> Extracted material
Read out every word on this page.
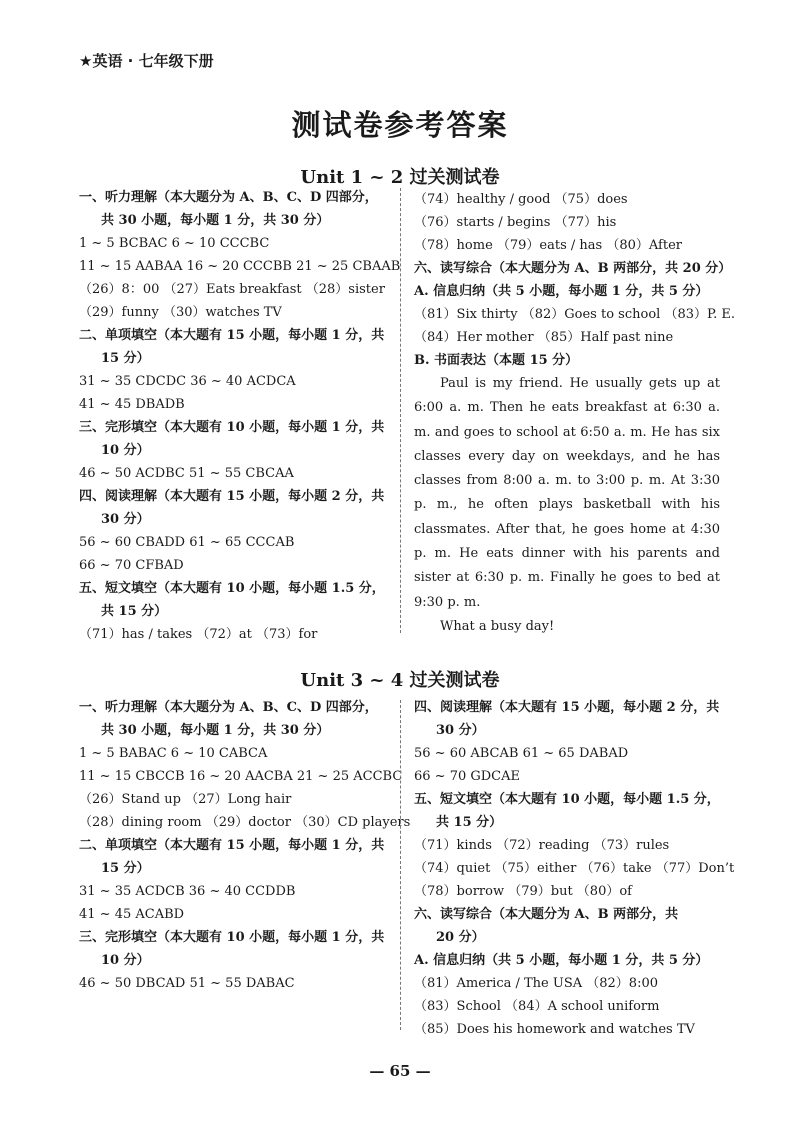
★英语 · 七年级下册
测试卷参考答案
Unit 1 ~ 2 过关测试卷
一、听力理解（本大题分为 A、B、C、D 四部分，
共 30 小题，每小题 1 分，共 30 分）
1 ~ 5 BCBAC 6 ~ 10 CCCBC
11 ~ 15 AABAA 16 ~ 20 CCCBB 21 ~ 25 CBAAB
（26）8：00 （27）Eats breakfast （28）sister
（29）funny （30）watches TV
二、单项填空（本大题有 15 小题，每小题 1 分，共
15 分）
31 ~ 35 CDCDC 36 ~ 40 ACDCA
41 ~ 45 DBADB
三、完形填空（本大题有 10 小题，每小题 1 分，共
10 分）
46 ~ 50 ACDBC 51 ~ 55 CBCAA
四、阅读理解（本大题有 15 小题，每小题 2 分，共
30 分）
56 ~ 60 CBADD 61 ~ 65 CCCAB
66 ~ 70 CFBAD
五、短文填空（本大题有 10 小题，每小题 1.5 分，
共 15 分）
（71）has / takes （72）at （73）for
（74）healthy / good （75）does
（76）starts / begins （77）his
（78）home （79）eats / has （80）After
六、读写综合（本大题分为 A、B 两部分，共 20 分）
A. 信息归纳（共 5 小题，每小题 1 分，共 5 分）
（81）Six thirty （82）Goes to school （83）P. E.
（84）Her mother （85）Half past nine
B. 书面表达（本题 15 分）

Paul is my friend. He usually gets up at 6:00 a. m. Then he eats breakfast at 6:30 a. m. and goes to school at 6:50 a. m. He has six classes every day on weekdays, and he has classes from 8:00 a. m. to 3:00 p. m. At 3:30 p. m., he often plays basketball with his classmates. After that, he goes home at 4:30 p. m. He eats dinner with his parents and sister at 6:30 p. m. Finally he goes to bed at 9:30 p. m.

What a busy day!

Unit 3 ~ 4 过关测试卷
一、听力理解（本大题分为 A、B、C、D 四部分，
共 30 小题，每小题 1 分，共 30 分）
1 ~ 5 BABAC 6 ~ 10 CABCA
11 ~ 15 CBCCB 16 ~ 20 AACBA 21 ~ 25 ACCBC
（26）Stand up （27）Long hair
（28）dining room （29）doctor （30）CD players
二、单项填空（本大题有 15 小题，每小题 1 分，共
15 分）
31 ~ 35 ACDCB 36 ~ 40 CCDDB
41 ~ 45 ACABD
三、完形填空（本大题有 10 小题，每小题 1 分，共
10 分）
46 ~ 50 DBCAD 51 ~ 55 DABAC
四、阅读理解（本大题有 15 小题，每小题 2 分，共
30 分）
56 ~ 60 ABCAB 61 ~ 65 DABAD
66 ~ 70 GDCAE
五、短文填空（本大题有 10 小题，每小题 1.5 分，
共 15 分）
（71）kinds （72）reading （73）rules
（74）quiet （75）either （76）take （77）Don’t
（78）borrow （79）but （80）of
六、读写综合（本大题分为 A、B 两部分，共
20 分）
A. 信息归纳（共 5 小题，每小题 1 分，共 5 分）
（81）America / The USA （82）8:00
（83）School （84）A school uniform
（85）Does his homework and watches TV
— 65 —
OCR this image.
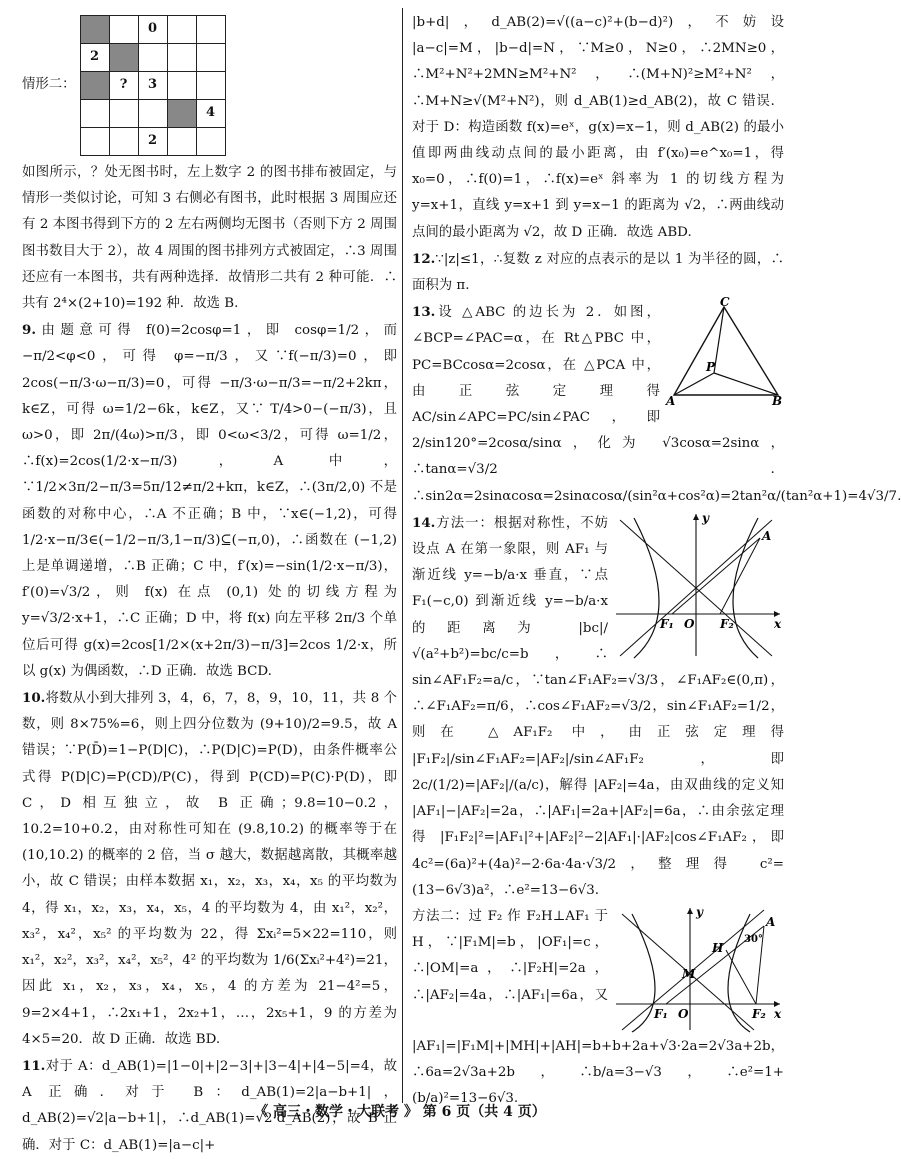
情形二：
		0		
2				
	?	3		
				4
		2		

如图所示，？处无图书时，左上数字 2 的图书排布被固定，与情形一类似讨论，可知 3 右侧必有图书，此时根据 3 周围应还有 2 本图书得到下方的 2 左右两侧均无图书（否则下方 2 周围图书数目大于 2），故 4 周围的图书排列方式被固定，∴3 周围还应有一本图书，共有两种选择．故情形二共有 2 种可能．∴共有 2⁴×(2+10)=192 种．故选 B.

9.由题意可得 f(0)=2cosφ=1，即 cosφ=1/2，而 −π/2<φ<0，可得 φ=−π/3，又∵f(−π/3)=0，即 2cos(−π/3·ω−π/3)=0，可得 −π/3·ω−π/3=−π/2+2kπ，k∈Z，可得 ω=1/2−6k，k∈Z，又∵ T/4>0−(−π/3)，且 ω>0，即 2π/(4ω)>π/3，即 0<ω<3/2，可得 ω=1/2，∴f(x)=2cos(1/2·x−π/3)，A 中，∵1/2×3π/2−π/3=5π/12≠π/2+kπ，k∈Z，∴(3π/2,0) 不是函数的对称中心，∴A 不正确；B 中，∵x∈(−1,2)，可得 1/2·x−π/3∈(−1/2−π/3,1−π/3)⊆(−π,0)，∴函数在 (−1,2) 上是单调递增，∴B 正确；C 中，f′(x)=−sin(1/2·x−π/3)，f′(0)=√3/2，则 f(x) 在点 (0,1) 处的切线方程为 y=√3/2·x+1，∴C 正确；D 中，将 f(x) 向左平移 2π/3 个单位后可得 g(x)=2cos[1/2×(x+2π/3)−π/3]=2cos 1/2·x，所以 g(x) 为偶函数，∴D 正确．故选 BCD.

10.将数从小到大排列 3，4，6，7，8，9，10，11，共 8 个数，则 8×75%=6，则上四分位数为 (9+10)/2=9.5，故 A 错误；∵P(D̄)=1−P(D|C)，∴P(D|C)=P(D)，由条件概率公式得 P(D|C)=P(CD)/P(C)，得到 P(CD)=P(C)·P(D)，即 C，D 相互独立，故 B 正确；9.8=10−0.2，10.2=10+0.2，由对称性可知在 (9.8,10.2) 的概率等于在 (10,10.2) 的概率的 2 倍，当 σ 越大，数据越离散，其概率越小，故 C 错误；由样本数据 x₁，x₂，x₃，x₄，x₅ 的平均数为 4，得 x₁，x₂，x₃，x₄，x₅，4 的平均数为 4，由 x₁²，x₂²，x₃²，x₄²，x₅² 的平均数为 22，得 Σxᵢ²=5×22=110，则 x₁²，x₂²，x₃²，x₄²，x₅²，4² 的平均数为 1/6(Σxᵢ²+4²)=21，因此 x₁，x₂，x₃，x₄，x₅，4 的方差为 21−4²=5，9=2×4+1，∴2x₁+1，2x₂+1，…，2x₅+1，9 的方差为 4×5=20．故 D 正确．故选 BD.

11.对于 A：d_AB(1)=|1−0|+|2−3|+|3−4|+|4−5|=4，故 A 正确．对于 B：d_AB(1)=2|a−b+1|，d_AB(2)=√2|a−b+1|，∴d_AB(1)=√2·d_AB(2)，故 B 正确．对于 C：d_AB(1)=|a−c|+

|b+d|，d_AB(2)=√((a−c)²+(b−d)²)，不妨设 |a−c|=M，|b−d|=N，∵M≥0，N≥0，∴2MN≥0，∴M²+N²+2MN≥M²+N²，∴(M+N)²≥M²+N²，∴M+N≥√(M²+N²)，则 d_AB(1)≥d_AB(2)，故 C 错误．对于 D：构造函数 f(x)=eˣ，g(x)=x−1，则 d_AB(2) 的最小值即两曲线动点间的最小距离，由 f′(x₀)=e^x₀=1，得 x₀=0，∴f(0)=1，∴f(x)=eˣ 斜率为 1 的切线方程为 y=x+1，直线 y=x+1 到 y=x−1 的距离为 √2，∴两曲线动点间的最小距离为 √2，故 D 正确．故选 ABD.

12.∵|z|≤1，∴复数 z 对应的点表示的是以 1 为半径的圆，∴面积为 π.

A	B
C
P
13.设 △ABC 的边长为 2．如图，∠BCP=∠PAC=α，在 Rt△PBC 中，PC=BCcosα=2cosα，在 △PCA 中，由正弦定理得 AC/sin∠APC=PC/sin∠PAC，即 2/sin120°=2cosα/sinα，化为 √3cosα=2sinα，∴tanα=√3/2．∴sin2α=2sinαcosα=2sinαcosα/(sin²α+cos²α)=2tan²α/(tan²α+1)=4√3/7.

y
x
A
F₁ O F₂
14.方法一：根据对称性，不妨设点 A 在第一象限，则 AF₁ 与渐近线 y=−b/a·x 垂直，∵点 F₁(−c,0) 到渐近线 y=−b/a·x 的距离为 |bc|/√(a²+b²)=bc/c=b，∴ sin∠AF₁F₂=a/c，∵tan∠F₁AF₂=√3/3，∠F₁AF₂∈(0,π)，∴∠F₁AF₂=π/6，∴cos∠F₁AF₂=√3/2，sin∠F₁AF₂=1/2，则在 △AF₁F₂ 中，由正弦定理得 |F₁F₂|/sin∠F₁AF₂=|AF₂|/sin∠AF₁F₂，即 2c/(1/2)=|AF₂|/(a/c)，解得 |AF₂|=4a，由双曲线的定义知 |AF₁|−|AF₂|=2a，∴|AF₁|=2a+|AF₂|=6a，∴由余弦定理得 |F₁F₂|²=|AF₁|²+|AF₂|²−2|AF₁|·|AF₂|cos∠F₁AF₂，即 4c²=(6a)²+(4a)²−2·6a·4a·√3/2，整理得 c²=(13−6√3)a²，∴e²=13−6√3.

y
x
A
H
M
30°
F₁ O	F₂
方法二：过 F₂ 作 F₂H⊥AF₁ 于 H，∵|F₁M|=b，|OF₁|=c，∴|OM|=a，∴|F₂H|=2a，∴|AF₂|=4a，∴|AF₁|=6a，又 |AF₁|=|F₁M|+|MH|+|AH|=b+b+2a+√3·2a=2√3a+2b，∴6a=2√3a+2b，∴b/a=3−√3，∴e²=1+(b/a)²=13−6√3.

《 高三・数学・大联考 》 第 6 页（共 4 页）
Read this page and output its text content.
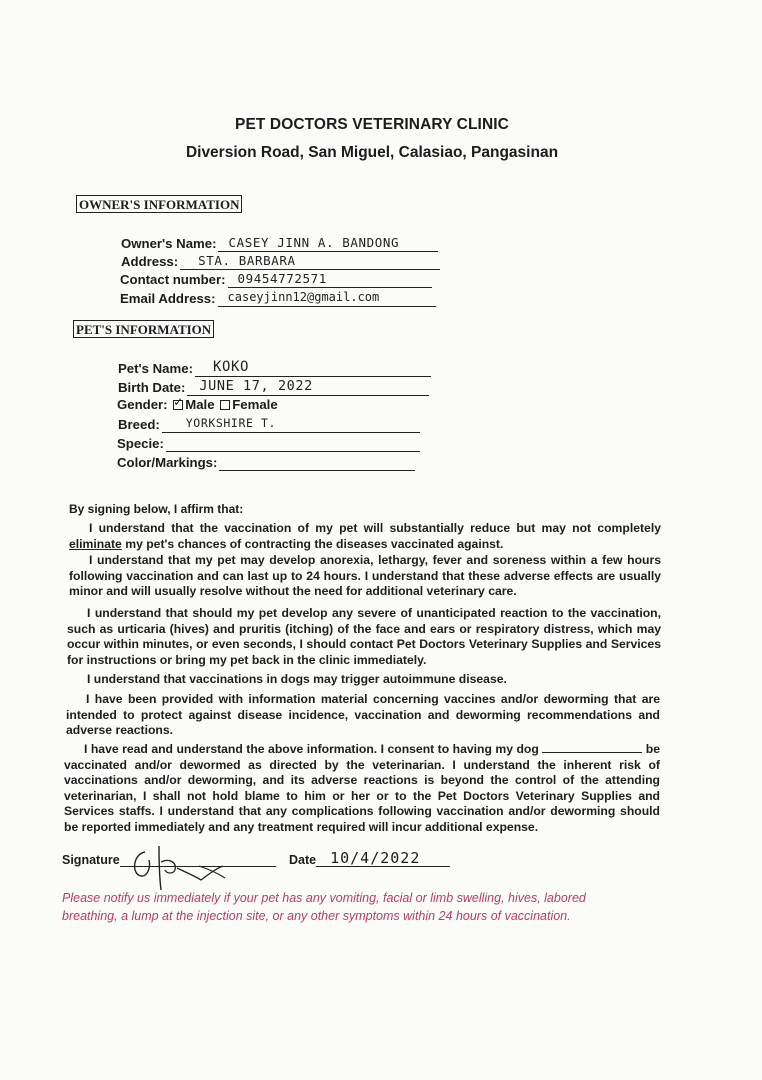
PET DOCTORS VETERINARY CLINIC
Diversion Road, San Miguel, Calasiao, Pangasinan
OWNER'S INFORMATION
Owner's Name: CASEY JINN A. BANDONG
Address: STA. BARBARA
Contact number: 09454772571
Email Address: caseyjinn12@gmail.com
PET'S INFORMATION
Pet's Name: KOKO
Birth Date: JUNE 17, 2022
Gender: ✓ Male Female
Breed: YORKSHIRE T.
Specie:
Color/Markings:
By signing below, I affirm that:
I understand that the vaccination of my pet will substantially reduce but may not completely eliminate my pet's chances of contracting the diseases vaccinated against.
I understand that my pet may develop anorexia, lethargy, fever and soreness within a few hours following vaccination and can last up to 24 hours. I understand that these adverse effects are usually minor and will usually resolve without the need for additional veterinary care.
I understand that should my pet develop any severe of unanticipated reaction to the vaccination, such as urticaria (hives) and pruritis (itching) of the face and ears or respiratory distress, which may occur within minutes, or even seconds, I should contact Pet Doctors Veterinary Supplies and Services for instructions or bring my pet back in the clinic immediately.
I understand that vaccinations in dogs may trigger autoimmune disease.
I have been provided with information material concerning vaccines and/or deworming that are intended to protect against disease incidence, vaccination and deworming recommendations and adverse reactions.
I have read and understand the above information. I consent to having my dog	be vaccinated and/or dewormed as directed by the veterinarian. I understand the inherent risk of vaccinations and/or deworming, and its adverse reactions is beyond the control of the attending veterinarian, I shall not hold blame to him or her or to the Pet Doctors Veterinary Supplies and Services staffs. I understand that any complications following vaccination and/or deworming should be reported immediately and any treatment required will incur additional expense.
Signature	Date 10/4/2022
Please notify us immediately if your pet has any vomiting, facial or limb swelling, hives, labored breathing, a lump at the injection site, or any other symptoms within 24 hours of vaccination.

> What is being asked
Work out how many lines of the data hold the string "Name". Reply with that number alone.

> Response to this task
2